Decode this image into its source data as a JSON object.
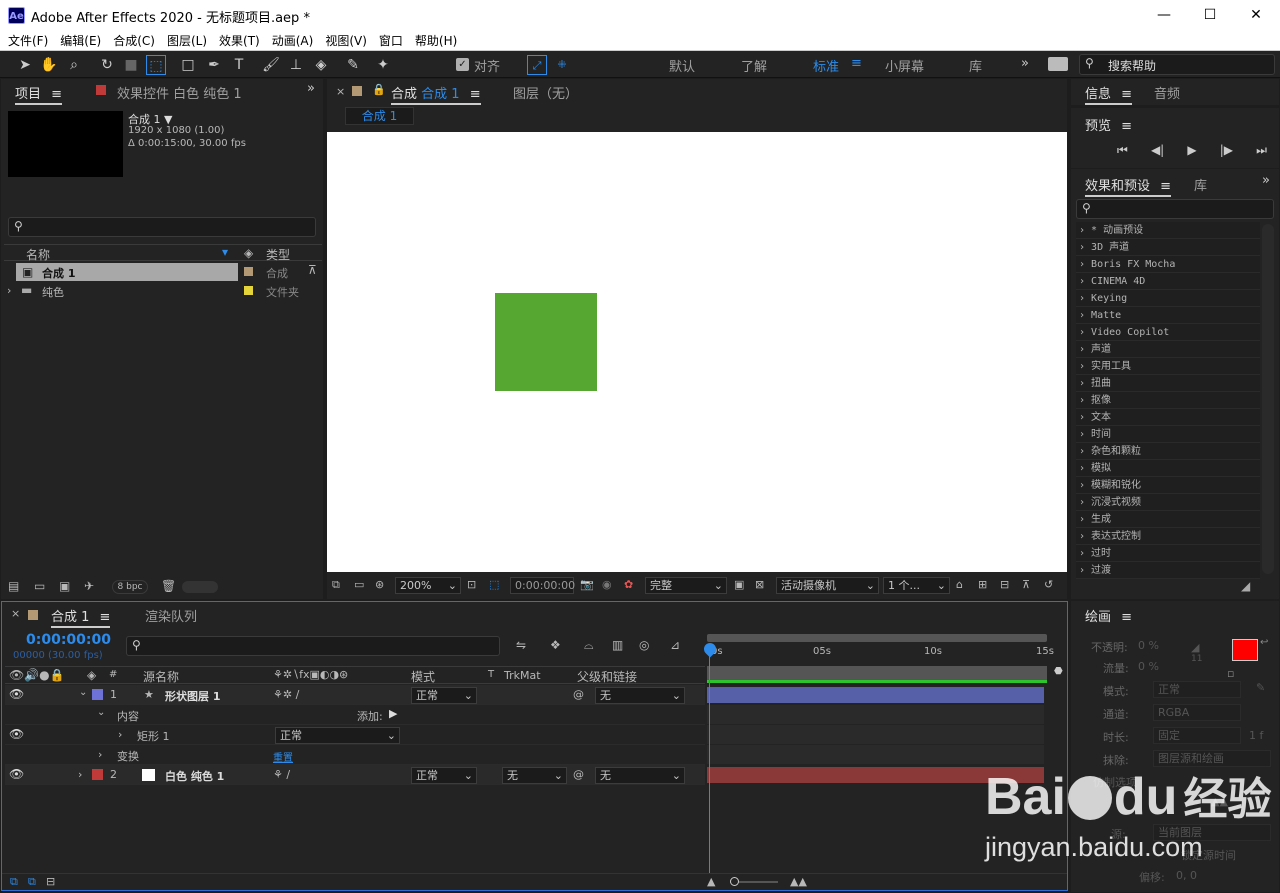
{
  "titlebar": {
    "app_title": "Adobe After Effects 2020 - 无标题项目.aep *",
    "icon": "Ae",
    "minimize": "—",
    "maximize": "☐",
    "close": "✕"
  },
  "menu": [
    "文件(F)",
    "编辑(E)",
    "合成(C)",
    "图层(L)",
    "效果(T)",
    "动画(A)",
    "视图(V)",
    "窗口",
    "帮助(H)"
  ],
  "toolbar": {
    "snap_label": "对齐",
    "workspaces": [
      "默认",
      "了解",
      "标准",
      "小屏幕",
      "库"
    ],
    "active_workspace": "标准",
    "search_placeholder": "搜索帮助"
  },
  "project": {
    "tab": "项目",
    "effects_tab": "效果控件 白色 纯色 1",
    "comp_name": "合成 1 ▼",
    "comp_size": "1920 x 1080 (1.00)",
    "comp_duration": "Δ 0:00:15:00, 30.00 fps",
    "col_name": "名称",
    "col_type": "类型",
    "items": [
      {
        "name": "合成 1",
        "type": "合成",
        "color": "#b49a74"
      },
      {
        "name": "纯色",
        "type": "文件夹",
        "color": "#e5d53a"
      }
    ],
    "bpc": "8 bpc"
  },
  "viewer": {
    "comp_tab": "合成",
    "comp_name": "合成 1",
    "layer_tab": "图层（无）",
    "breadcrumb": "合成 1",
    "zoom": "200%",
    "timecode": "0:00:00:00",
    "quality": "完整",
    "camera": "活动摄像机",
    "views": "1 个...",
    "square_color": "#56a632"
  },
  "right": {
    "info_tab": "信息",
    "audio_tab": "音频",
    "preview_tab": "预览",
    "preview_buttons": [
      "⏮",
      "◀|",
      "▶",
      "|▶",
      "⏭"
    ],
    "effects_tab": "效果和预设",
    "lib_tab": "库",
    "effects": [
      "* 动画预设",
      "3D 声道",
      "Boris FX Mocha",
      "CINEMA 4D",
      "Keying",
      "Matte",
      "Video Copilot",
      "声道",
      "实用工具",
      "扭曲",
      "抠像",
      "文本",
      "时间",
      "杂色和颗粒",
      "模拟",
      "模糊和锐化",
      "沉浸式视频",
      "生成",
      "表达式控制",
      "过时",
      "过渡"
    ]
  },
  "paragraph": {
    "tab": "绘画",
    "opacity_label": "不透明:",
    "opacity": "0 %",
    "flow_label": "流量:",
    "flow": "0 %",
    "mode_label": "模式:",
    "mode": "正常",
    "channel_label": "通道:",
    "channel": "RGBA",
    "duration_label": "时长:",
    "duration": "固定",
    "erase_label": "抹除:",
    "erase": "图层源和绘画",
    "clone_label": "仿制选项",
    "source_label": "源:",
    "source": "当前图层",
    "time_label": "锁定源时间",
    "offset_label": "偏移:",
    "offset": "0, 0",
    "brush_num": "11",
    "frames": "1 f",
    "fg_color": "#ff0000",
    "bg_color": "#ffffff"
  },
  "timeline": {
    "tab": "合成 1",
    "render_tab": "渲染队列",
    "timecode": "0:00:00:00",
    "frames": "00000 (30.00 fps)",
    "col_source": "源名称",
    "col_mode": "模式",
    "col_t": "T",
    "col_trkmat": "TrkMat",
    "col_parent": "父级和链接",
    "rows": [
      {
        "num": "1",
        "name": "形状图层 1",
        "mode": "正常",
        "parent": "无",
        "color": "#6e72d6",
        "bar": "#5560a8"
      },
      {
        "name": "内容",
        "add": "添加:"
      },
      {
        "name": "矩形 1",
        "mode": "正常"
      },
      {
        "name": "变换",
        "reset": "重置"
      },
      {
        "num": "2",
        "name": "白色 纯色 1",
        "mode": "正常",
        "trkmat": "无",
        "parent": "无",
        "color": "#c13a3a",
        "bar": "#8a3838"
      }
    ],
    "ruler": [
      "0s",
      "05s",
      "10s",
      "15s"
    ]
  },
  "watermark": {
    "text1": "Bai",
    "text2": "du",
    "text3": "经验",
    "url": "jingyan.baidu.com"
  }
}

PROBLEM REQUIREMENTS: Extract every line of the data exactly; pictures stay out.

CORRECT ANSWER:
Decode this image into its source data as a JSON object.
{
  "titlebar": {
    "app_title": "Adobe After Effects 2020 - 无标题项目.aep *",
    "icon": "Ae",
    "minimize": "—",
    "maximize": "☐",
    "close": "✕"
  },
  "menu": [
    "文件(F)",
    "编辑(E)",
    "合成(C)",
    "图层(L)",
    "效果(T)",
    "动画(A)",
    "视图(V)",
    "窗口",
    "帮助(H)"
  ],
  "toolbar": {
    "snap_label": "对齐",
    "workspaces": [
      "默认",
      "了解",
      "标准",
      "小屏幕",
      "库"
    ],
    "active_workspace": "标准",
    "search_placeholder": "搜索帮助"
  },
  "project": {
    "tab": "项目",
    "effects_tab": "效果控件 白色 纯色 1",
    "comp_name": "合成 1 ▼",
    "comp_size": "1920 x 1080 (1.00)",
    "comp_duration": "Δ 0:00:15:00, 30.00 fps",
    "col_name": "名称",
    "col_type": "类型",
    "items": [
      {
        "name": "合成 1",
        "type": "合成",
        "color": "#b49a74"
      },
      {
        "name": "纯色",
        "type": "文件夹",
        "color": "#e5d53a"
      }
    ],
    "bpc": "8 bpc"
  },
  "viewer": {
    "comp_tab": "合成",
    "comp_name": "合成 1",
    "layer_tab": "图层（无）",
    "breadcrumb": "合成 1",
    "zoom": "200%",
    "timecode": "0:00:00:00",
    "quality": "完整",
    "camera": "活动摄像机",
    "views": "1 个...",
    "square_color": "#56a632"
  },
  "right": {
    "info_tab": "信息",
    "audio_tab": "音频",
    "preview_tab": "预览",
    "preview_buttons": [
      "⏮",
      "◀|",
      "▶",
      "|▶",
      "⏭"
    ],
    "effects_tab": "效果和预设",
    "lib_tab": "库",
    "effects": [
      "* 动画预设",
      "3D 声道",
      "Boris FX Mocha",
      "CINEMA 4D",
      "Keying",
      "Matte",
      "Video Copilot",
      "声道",
      "实用工具",
      "扭曲",
      "抠像",
      "文本",
      "时间",
      "杂色和颗粒",
      "模拟",
      "模糊和锐化",
      "沉浸式视频",
      "生成",
      "表达式控制",
      "过时",
      "过渡"
    ]
  },
  "paragraph": {
    "tab": "绘画",
    "opacity_label": "不透明:",
    "opacity": "0 %",
    "flow_label": "流量:",
    "flow": "0 %",
    "mode_label": "模式:",
    "mode": "正常",
    "channel_label": "通道:",
    "channel": "RGBA",
    "duration_label": "时长:",
    "duration": "固定",
    "erase_label": "抹除:",
    "erase": "图层源和绘画",
    "clone_label": "仿制选项",
    "source_label": "源:",
    "source": "当前图层",
    "time_label": "锁定源时间",
    "offset_label": "偏移:",
    "offset": "0, 0",
    "brush_num": "11",
    "frames": "1 f",
    "fg_color": "#ff0000",
    "bg_color": "#ffffff"
  },
  "timeline": {
    "tab": "合成 1",
    "render_tab": "渲染队列",
    "timecode": "0:00:00:00",
    "frames": "00000 (30.00 fps)",
    "col_source": "源名称",
    "col_mode": "模式",
    "col_t": "T",
    "col_trkmat": "TrkMat",
    "col_parent": "父级和链接",
    "rows": [
      {
        "num": "1",
        "name": "形状图层 1",
        "mode": "正常",
        "parent": "无",
        "color": "#6e72d6",
        "bar": "#5560a8"
      },
      {
        "name": "内容",
        "add": "添加:"
      },
      {
        "name": "矩形 1",
        "mode": "正常"
      },
      {
        "name": "变换",
        "reset": "重置"
      },
      {
        "num": "2",
        "name": "白色 纯色 1",
        "mode": "正常",
        "trkmat": "无",
        "parent": "无",
        "color": "#c13a3a",
        "bar": "#8a3838"
      }
    ],
    "ruler": [
      "0s",
      "05s",
      "10s",
      "15s"
    ]
  },
  "watermark": {
    "text1": "Bai",
    "text2": "du",
    "text3": "经验",
    "url": "jingyan.baidu.com"
  }
}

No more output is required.